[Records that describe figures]

--*--

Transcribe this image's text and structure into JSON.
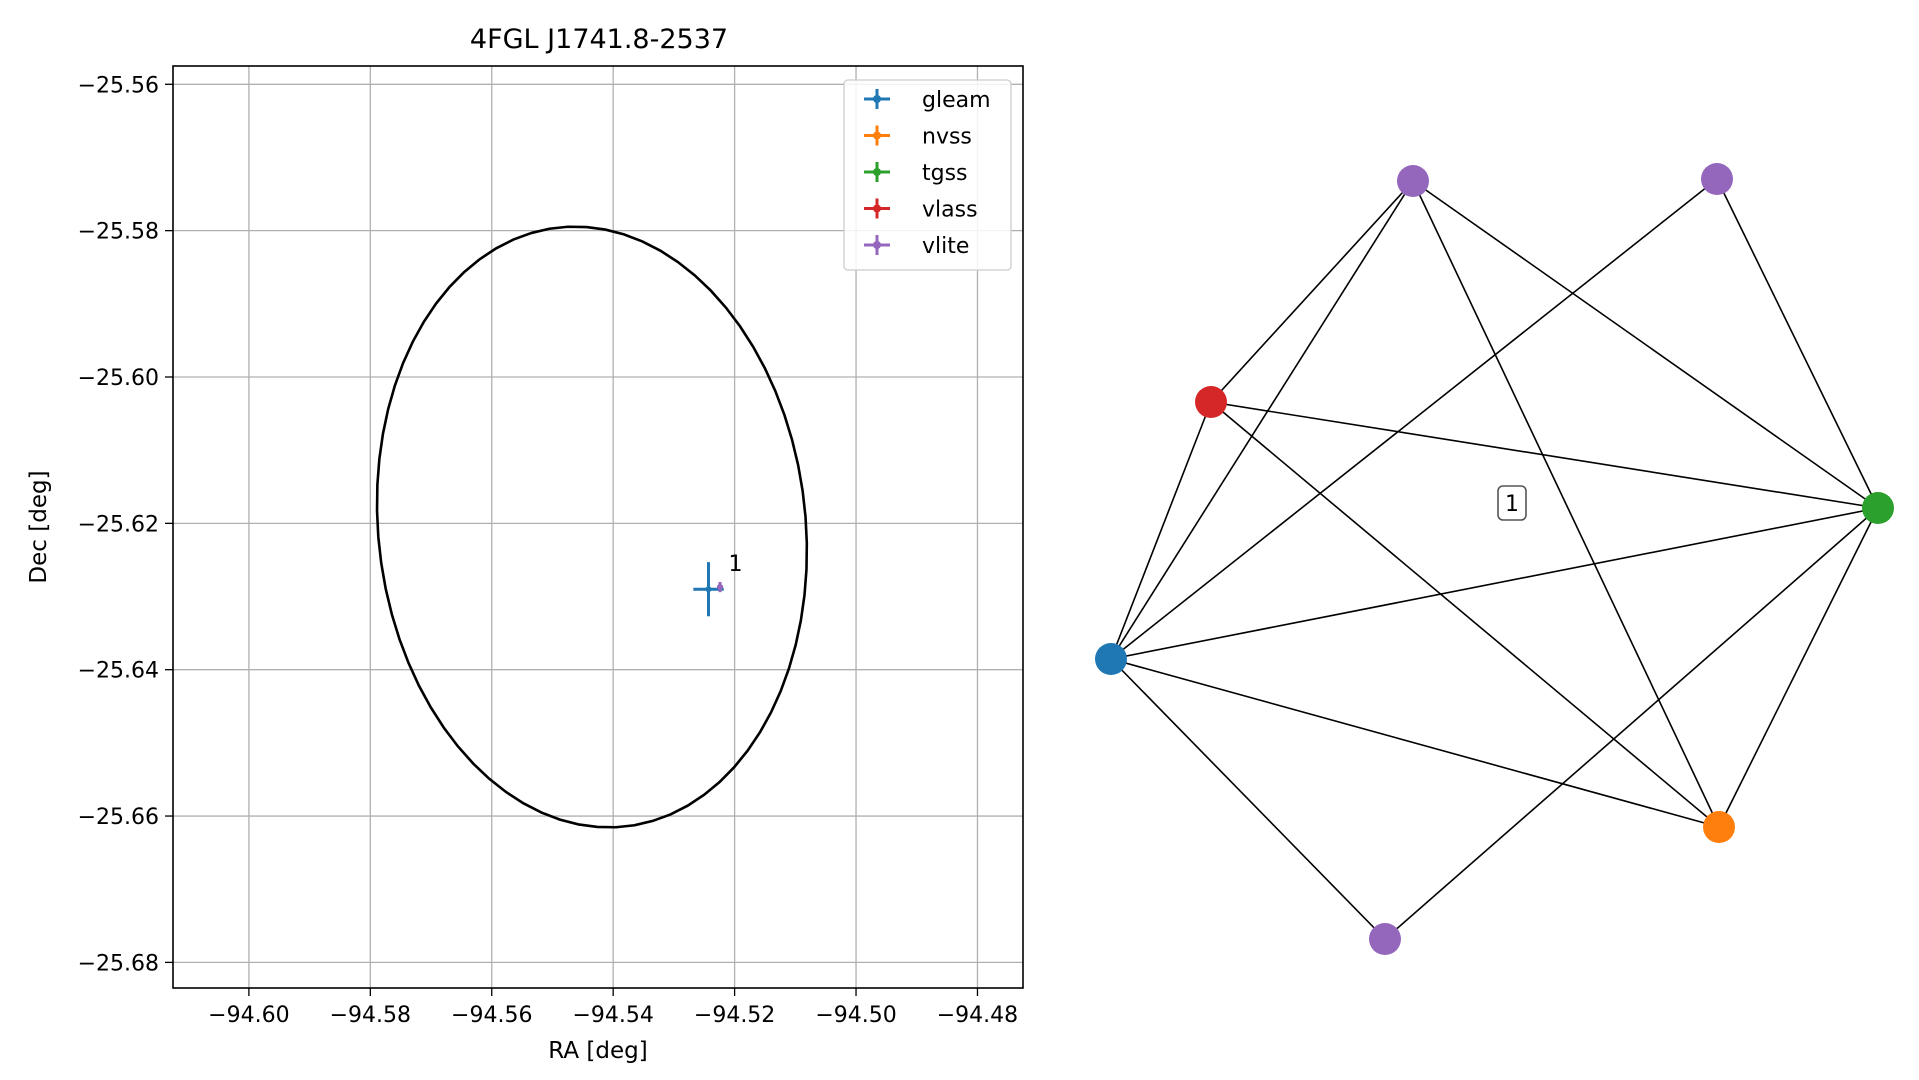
{
  "chart_data": [
    {
      "type": "scatter",
      "title": "4FGL J1741.8-2537",
      "xlabel": "RA [deg]",
      "ylabel": "Dec [deg]",
      "xlim": [
        -94.6125,
        -94.4725
      ],
      "ylim": [
        -25.6835,
        -25.5575
      ],
      "x_ticks": [
        -94.6,
        -94.58,
        -94.56,
        -94.54,
        -94.52,
        -94.5,
        -94.48
      ],
      "x_tick_labels": [
        "−94.60",
        "−94.58",
        "−94.56",
        "−94.54",
        "−94.52",
        "−94.50",
        "−94.48"
      ],
      "y_ticks": [
        -25.56,
        -25.58,
        -25.6,
        -25.62,
        -25.64,
        -25.66,
        -25.68
      ],
      "y_tick_labels": [
        "−25.56",
        "−25.58",
        "−25.60",
        "−25.62",
        "−25.64",
        "−25.66",
        "−25.68"
      ],
      "grid": true,
      "legend_position": "top-right",
      "series": [
        {
          "name": "gleam",
          "color": "#1f77b4",
          "points": [
            {
              "x": -94.5243,
              "y": -25.629,
              "xerr": 0.0025,
              "yerr": 0.0037
            }
          ]
        },
        {
          "name": "nvss",
          "color": "#ff7f0e",
          "points": []
        },
        {
          "name": "tgss",
          "color": "#2ca02c",
          "points": []
        },
        {
          "name": "vlass",
          "color": "#d62728",
          "points": []
        },
        {
          "name": "vlite",
          "color": "#9467bd",
          "points": [
            {
              "x": -94.5224,
              "y": -25.6287,
              "xerr": 0.0005,
              "yerr": 0.0007
            }
          ]
        }
      ],
      "ellipse": {
        "center_x": -94.5435,
        "center_y": -25.6205,
        "semi_major": 0.0414,
        "semi_minor": 0.035,
        "angle_deg": 104,
        "color": "#000000"
      },
      "annotations": [
        {
          "text": "1",
          "x": -94.521,
          "y": -25.6265
        }
      ]
    },
    {
      "type": "network",
      "label": "1",
      "nodes": [
        {
          "id": "vlite_a",
          "color": "#9467bd"
        },
        {
          "id": "vlite_b",
          "color": "#9467bd"
        },
        {
          "id": "vlass",
          "color": "#d62728"
        },
        {
          "id": "tgss",
          "color": "#2ca02c"
        },
        {
          "id": "gleam",
          "color": "#1f77b4"
        },
        {
          "id": "nvss",
          "color": "#ff7f0e"
        },
        {
          "id": "vlite_c",
          "color": "#9467bd"
        }
      ],
      "edges": [
        [
          "vlite_a",
          "vlass"
        ],
        [
          "vlite_a",
          "gleam"
        ],
        [
          "vlite_a",
          "tgss"
        ],
        [
          "vlite_a",
          "nvss"
        ],
        [
          "vlite_b",
          "gleam"
        ],
        [
          "vlite_b",
          "tgss"
        ],
        [
          "vlass",
          "gleam"
        ],
        [
          "vlass",
          "tgss"
        ],
        [
          "vlass",
          "nvss"
        ],
        [
          "gleam",
          "tgss"
        ],
        [
          "gleam",
          "nvss"
        ],
        [
          "gleam",
          "vlite_c"
        ],
        [
          "tgss",
          "nvss"
        ],
        [
          "tgss",
          "vlite_c"
        ]
      ]
    }
  ]
}
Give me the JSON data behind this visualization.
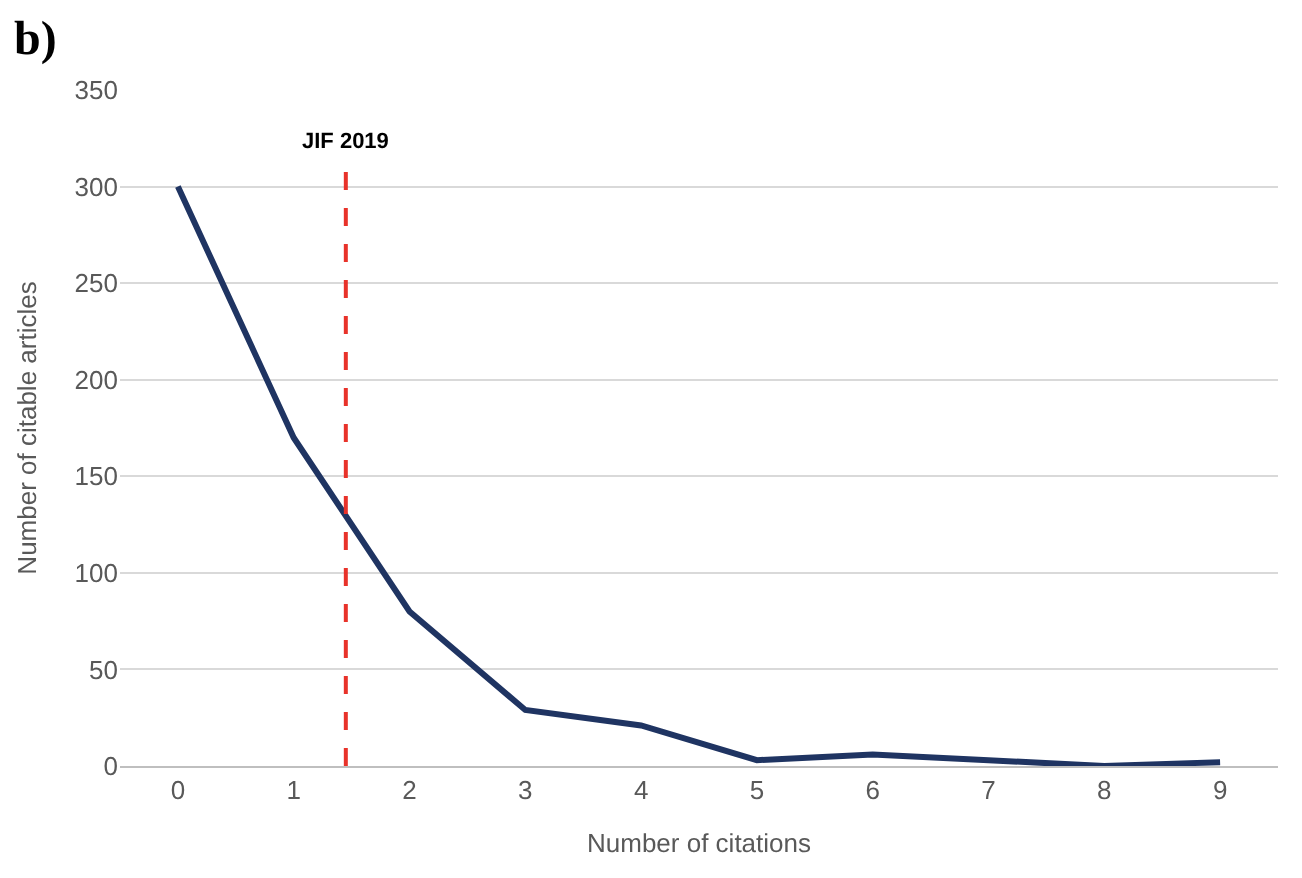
{
  "chart_data": {
    "type": "line",
    "xlabel": "Number of citations",
    "ylabel": "Number of citable articles",
    "x": [
      0,
      1,
      2,
      3,
      4,
      5,
      6,
      7,
      8,
      9
    ],
    "series": [
      {
        "color": "#1f3462",
        "values": [
          300,
          170,
          80,
          29,
          21,
          3,
          6,
          3,
          0,
          2
        ]
      }
    ],
    "xlim": [
      -0.5,
      9.5
    ],
    "xticks": [
      0,
      1,
      2,
      3,
      4,
      5,
      6,
      7,
      8,
      9
    ],
    "ylim": [
      0,
      350
    ],
    "yticks": [
      0,
      50,
      100,
      150,
      200,
      250,
      300,
      350
    ],
    "ref_lines": [
      {
        "axis": "x",
        "value": 1.45,
        "label": "JIF 2019",
        "color": "#e8322a",
        "line_style": "dashed"
      }
    ],
    "annotations": [
      "b)"
    ],
    "grid": "y",
    "marker": "none",
    "line_style": "solid"
  }
}
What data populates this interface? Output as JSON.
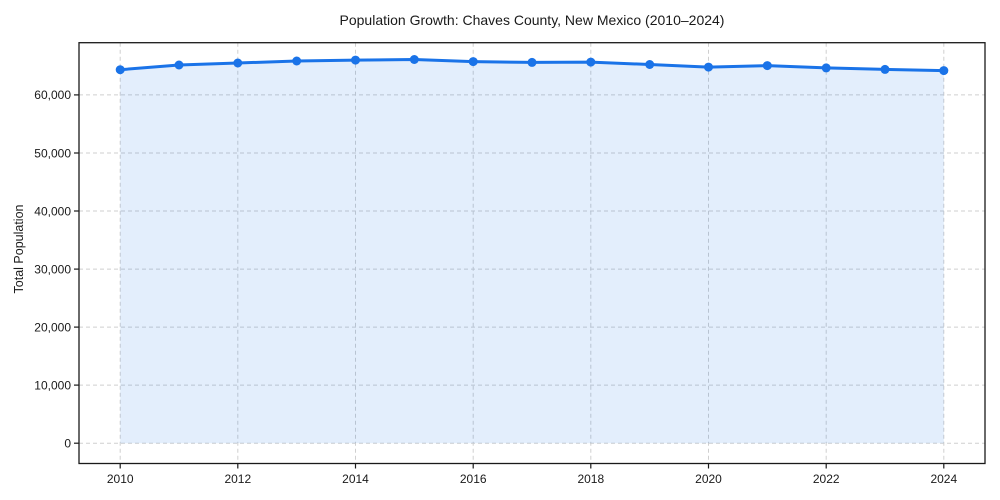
{
  "chart_data": {
    "type": "line",
    "title": "Population Growth: Chaves County, New Mexico (2010–2024)",
    "xlabel": "",
    "ylabel": "Total Population",
    "x": [
      2010,
      2011,
      2012,
      2013,
      2014,
      2015,
      2016,
      2017,
      2018,
      2019,
      2020,
      2021,
      2022,
      2023,
      2024
    ],
    "series": [
      {
        "name": "Total Population",
        "values": [
          64350,
          65150,
          65500,
          65850,
          66000,
          66100,
          65750,
          65600,
          65650,
          65250,
          64800,
          65050,
          64650,
          64400,
          64200
        ]
      }
    ],
    "xticks": [
      2010,
      2012,
      2014,
      2016,
      2018,
      2020,
      2022,
      2024
    ],
    "yticks": [
      0,
      10000,
      20000,
      30000,
      40000,
      50000,
      60000
    ],
    "xlim": [
      2009.3,
      2024.7
    ],
    "ylim": [
      -3500,
      69000
    ],
    "grid": true,
    "grid_style": "dashed",
    "legend_position": "none",
    "marker": "circle",
    "colors": {
      "line": "#1a73e8",
      "marker": "#1a73e8",
      "area_fill": "#1a73e8",
      "area_fill_opacity": 0.12,
      "grid": "#cfcfcf",
      "axis": "#1a1a1a",
      "text": "#1a1a1a",
      "background": "#ffffff"
    }
  }
}
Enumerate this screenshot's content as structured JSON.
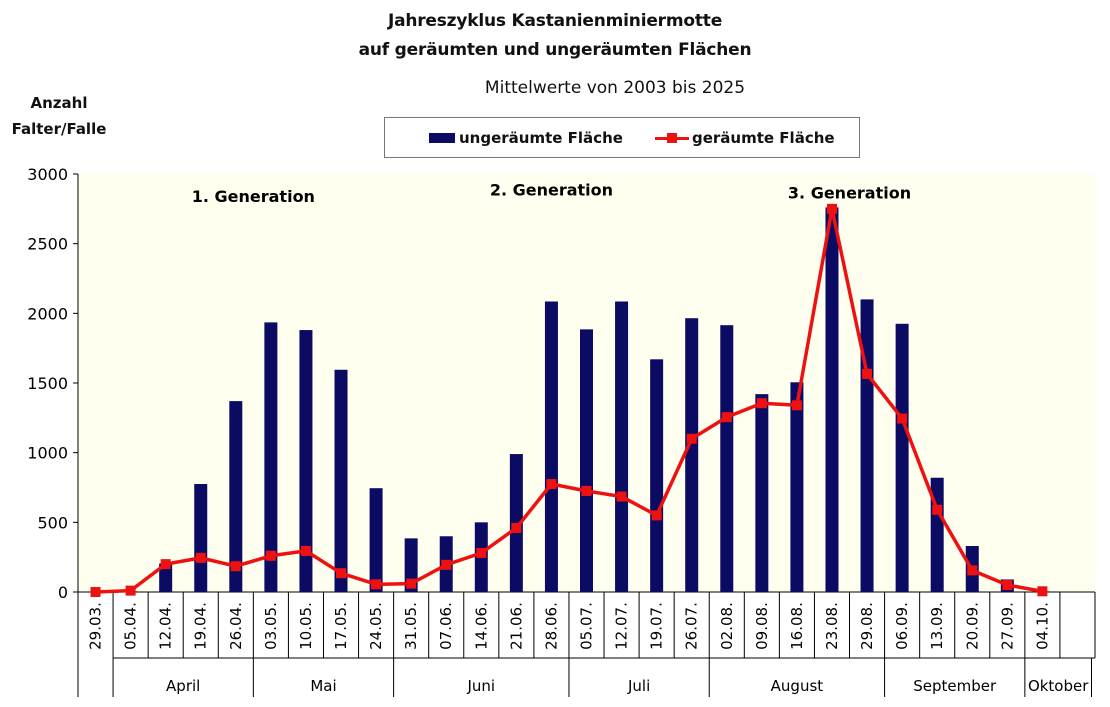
{
  "chart_data": {
    "type": "bar",
    "title_line1": "Jahreszyklus Kastanienminiermotte",
    "title_line2": "auf geräumten und ungeräumten Flächen",
    "subtitle": "Mittelwerte von 2003 bis 2025",
    "ylabel_line1": "Anzahl",
    "ylabel_line2": "Falter/Falle",
    "ylim": [
      0,
      3000
    ],
    "yticks": [
      0,
      500,
      1000,
      1500,
      2000,
      2500,
      3000
    ],
    "categories": [
      "29.03.",
      "05.04.",
      "12.04.",
      "19.04.",
      "26.04.",
      "03.05.",
      "10.05.",
      "17.05.",
      "24.05.",
      "31.05.",
      "07.06.",
      "14.06.",
      "21.06.",
      "28.06.",
      "05.07.",
      "12.07.",
      "19.07.",
      "26.07.",
      "02.08.",
      "09.08.",
      "16.08.",
      "23.08.",
      "29.08.",
      "06.09.",
      "13.09.",
      "20.09.",
      "27.09.",
      "04.10."
    ],
    "months": [
      {
        "label": "April",
        "start": 1,
        "end": 5
      },
      {
        "label": "Mai",
        "start": 5,
        "end": 9
      },
      {
        "label": "Juni",
        "start": 9,
        "end": 14
      },
      {
        "label": "Juli",
        "start": 14,
        "end": 18
      },
      {
        "label": "August",
        "start": 18,
        "end": 23
      },
      {
        "label": "September",
        "start": 23,
        "end": 27
      },
      {
        "label": "Oktober",
        "start": 27,
        "end": 28.9
      }
    ],
    "series": [
      {
        "name": "ungeräumte Fläche",
        "type": "bar",
        "color": "#0b0b64",
        "values": [
          0,
          5,
          205,
          775,
          1370,
          1935,
          1880,
          1595,
          745,
          385,
          400,
          500,
          990,
          2085,
          1885,
          2085,
          1670,
          1965,
          1915,
          1420,
          1505,
          2760,
          2100,
          1925,
          820,
          330,
          90,
          5
        ]
      },
      {
        "name": "geräumte Fläche",
        "type": "line",
        "color": "#ee1111",
        "values": [
          0,
          10,
          200,
          245,
          185,
          260,
          295,
          135,
          55,
          60,
          195,
          280,
          460,
          775,
          725,
          685,
          550,
          1100,
          1255,
          1355,
          1340,
          2750,
          1565,
          1245,
          590,
          155,
          50,
          5
        ]
      }
    ],
    "annotations": [
      {
        "text": "1. Generation",
        "x": 4.5,
        "y": 2800
      },
      {
        "text": "2. Generation",
        "x": 13,
        "y": 2845
      },
      {
        "text": "3. Generation",
        "x": 21.5,
        "y": 2825
      }
    ],
    "plot_background": "#fffff0",
    "grid": false,
    "legend_position": "top-center"
  }
}
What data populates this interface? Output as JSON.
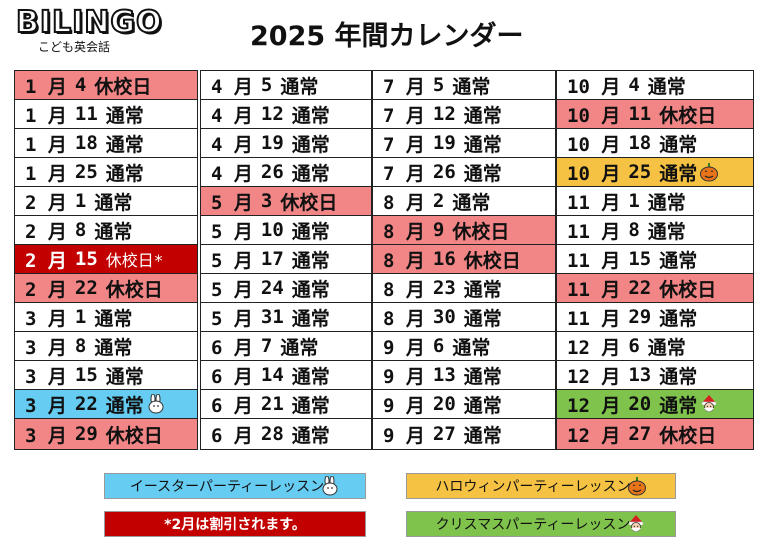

--*--

> **EXERCISE GOAL**:
Find the string "xlabel" in the records, then copy each line where it occurs.

> **RESPONSE FOR THIS EXERCISE**:
      "xlabel": "RA [deg]",
    "xlabel": "Number of citations",
    "xlabel": "",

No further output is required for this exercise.